╭──

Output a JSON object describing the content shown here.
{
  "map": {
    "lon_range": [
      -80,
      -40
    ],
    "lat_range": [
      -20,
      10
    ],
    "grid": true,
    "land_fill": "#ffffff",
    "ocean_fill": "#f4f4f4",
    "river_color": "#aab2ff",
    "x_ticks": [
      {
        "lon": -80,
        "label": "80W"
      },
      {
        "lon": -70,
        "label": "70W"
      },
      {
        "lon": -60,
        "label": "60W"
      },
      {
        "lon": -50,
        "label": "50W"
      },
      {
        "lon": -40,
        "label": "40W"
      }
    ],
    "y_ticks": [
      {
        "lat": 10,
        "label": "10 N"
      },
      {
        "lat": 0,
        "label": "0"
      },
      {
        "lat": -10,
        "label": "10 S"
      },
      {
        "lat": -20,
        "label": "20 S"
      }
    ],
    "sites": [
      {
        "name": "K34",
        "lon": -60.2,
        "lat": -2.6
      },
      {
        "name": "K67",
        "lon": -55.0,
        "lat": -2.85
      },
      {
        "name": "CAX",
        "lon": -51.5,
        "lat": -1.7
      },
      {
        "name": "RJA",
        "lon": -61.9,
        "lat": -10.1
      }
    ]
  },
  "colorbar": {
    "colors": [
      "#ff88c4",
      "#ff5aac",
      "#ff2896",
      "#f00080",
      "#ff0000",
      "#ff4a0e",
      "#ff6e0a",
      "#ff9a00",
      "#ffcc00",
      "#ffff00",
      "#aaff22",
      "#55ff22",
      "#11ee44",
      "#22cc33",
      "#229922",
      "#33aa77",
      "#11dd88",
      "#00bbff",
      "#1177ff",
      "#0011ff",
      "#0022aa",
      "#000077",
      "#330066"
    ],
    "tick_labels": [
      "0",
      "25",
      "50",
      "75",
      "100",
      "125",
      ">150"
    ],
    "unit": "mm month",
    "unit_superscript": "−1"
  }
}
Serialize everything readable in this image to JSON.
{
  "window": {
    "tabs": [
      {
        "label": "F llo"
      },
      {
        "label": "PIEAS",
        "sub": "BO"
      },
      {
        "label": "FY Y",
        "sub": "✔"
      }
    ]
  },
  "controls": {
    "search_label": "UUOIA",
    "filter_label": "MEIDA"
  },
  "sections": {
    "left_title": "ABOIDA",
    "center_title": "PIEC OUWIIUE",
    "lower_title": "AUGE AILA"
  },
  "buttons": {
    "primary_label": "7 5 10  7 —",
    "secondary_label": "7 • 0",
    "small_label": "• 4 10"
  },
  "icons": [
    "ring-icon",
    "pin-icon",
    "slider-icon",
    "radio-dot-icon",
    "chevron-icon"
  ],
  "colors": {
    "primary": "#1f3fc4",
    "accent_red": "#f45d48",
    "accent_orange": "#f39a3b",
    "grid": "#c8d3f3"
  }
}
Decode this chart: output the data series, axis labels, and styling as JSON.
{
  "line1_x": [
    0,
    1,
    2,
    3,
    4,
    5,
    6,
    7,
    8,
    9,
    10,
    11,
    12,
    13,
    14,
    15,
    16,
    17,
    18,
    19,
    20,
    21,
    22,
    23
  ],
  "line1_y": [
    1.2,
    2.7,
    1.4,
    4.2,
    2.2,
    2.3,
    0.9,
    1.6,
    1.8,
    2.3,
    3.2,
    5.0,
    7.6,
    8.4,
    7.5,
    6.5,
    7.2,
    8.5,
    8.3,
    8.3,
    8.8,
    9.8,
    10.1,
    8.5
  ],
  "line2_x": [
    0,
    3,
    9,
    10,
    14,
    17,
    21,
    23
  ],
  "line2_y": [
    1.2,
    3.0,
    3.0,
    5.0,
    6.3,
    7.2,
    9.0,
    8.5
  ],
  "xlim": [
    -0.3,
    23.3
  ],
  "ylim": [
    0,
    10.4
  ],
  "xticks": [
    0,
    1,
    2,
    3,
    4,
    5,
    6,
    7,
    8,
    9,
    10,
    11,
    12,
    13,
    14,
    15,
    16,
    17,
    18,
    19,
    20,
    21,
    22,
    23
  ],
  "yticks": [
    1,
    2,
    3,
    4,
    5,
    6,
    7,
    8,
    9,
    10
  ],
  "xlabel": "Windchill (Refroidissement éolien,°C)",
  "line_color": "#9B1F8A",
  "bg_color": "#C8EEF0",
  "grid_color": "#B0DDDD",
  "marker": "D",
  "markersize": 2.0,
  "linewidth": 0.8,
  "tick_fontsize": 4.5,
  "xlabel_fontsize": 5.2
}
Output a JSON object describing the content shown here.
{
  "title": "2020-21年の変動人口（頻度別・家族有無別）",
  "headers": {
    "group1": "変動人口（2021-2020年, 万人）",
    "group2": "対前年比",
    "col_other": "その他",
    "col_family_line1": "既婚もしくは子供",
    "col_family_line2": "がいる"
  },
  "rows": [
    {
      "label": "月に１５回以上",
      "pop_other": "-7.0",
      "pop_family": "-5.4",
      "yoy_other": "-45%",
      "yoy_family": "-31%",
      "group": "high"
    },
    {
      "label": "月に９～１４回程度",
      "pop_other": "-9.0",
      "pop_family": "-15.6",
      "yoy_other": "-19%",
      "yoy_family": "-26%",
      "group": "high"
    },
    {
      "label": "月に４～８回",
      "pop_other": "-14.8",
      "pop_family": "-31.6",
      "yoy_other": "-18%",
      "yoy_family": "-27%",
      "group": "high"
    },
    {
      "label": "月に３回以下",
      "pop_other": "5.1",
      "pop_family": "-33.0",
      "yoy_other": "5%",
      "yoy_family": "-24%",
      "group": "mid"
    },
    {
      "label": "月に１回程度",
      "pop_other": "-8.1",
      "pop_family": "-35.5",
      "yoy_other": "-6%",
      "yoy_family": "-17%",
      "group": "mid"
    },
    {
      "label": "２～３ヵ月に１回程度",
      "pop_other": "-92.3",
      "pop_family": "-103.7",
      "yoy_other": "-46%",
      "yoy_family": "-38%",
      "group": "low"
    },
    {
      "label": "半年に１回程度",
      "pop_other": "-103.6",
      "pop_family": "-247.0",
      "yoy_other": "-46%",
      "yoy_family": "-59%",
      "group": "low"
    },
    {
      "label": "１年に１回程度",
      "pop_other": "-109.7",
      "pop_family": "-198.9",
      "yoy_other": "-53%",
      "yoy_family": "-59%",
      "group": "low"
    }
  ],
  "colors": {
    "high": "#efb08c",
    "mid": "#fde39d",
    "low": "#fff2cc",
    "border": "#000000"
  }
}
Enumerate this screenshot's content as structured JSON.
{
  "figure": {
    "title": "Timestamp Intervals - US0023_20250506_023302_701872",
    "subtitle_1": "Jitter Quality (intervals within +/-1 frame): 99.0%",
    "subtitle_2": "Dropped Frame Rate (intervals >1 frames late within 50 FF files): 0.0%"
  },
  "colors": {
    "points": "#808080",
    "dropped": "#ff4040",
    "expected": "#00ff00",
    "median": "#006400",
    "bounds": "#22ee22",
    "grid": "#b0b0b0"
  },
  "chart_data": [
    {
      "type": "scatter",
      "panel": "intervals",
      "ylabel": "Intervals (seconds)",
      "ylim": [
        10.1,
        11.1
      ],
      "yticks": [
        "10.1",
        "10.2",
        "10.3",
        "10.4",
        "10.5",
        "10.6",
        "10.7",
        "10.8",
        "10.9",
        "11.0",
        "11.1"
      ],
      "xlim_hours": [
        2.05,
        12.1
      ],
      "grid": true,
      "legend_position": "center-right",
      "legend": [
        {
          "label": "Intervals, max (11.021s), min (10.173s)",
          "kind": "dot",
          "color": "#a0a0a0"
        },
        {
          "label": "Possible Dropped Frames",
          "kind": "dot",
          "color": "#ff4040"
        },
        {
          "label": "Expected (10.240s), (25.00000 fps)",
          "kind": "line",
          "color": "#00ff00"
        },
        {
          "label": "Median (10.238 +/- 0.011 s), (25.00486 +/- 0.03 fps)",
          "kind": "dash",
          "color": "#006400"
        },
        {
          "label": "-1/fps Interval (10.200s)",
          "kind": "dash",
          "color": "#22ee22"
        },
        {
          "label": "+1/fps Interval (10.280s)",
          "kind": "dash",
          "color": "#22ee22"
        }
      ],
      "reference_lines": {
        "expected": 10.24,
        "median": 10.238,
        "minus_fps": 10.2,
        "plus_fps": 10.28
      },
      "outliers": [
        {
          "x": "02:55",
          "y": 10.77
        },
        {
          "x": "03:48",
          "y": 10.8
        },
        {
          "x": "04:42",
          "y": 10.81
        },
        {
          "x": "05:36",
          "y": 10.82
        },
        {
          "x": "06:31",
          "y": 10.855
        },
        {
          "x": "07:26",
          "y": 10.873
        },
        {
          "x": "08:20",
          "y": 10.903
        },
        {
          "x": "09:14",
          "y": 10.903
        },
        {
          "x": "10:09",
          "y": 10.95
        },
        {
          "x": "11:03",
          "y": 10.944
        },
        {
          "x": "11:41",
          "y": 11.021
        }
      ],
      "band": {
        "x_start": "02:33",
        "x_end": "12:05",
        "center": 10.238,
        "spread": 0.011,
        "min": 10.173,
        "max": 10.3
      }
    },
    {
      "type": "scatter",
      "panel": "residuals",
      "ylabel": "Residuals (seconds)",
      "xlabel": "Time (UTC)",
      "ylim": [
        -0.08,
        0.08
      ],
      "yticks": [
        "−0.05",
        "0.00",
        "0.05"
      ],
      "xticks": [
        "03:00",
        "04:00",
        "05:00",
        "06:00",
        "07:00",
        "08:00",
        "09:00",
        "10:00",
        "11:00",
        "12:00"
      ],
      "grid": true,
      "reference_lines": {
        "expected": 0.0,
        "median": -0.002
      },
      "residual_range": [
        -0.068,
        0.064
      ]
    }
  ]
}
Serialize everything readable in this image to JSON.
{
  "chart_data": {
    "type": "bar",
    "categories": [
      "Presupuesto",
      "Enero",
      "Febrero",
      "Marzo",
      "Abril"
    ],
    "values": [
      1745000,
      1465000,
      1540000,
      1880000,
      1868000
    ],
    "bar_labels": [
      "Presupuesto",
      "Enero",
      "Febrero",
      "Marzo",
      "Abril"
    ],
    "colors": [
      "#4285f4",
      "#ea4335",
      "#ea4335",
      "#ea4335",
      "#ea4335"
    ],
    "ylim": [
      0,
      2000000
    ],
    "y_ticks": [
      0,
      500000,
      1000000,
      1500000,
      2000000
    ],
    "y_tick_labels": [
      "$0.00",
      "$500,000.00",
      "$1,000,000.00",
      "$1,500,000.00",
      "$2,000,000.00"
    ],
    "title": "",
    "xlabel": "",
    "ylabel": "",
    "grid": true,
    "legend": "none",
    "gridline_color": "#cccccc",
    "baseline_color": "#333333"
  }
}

╰──

Short task -> Using the entries above, state how many lines include the word "this", with no other words.

Problem solution -> 4